-- start of Data to process --
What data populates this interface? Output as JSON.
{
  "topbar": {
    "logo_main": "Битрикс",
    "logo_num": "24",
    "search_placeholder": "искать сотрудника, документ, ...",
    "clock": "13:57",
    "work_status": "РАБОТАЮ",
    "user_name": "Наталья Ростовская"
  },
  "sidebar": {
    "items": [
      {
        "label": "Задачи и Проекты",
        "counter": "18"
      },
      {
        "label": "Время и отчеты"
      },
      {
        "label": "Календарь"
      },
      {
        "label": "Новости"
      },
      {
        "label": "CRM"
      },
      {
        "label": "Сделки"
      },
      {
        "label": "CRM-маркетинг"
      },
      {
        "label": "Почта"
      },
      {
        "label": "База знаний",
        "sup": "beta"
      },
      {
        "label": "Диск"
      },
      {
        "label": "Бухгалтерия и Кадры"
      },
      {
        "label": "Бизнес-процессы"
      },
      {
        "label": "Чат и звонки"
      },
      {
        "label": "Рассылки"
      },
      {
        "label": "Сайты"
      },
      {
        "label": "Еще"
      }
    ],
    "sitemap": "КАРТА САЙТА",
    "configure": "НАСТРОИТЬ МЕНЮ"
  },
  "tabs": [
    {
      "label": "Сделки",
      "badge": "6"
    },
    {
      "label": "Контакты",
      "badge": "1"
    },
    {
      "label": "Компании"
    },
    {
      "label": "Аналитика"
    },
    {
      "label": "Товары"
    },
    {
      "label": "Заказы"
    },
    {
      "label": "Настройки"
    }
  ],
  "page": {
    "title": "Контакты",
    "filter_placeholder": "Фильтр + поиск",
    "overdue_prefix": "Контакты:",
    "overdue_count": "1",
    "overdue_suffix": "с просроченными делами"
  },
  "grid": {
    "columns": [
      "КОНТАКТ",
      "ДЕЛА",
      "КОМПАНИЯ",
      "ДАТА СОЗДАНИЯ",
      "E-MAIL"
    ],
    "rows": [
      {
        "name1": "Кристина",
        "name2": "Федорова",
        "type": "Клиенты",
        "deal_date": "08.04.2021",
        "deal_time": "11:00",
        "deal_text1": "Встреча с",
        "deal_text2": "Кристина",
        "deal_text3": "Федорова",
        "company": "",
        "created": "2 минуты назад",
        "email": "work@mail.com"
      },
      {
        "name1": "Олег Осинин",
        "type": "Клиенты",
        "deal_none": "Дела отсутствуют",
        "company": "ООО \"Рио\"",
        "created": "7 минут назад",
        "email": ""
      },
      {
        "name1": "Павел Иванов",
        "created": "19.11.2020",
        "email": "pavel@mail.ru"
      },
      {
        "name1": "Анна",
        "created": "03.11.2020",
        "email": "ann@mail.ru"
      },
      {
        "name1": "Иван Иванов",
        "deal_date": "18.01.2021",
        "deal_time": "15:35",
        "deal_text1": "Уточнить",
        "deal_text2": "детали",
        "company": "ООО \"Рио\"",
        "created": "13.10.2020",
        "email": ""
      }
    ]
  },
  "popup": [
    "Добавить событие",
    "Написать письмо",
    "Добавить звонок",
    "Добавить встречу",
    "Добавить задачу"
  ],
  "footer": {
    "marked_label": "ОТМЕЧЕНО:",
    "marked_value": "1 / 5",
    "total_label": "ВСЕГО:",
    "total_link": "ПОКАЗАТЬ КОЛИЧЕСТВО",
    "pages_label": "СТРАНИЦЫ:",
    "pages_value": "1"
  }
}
-- end of Data to process --
**Written request**
Make a copy of each line that contains the string "Добавить".

**Result of this task**
    "Добавить событие",
    "Добавить звонок",
    "Добавить встречу",
    "Добавить задачу"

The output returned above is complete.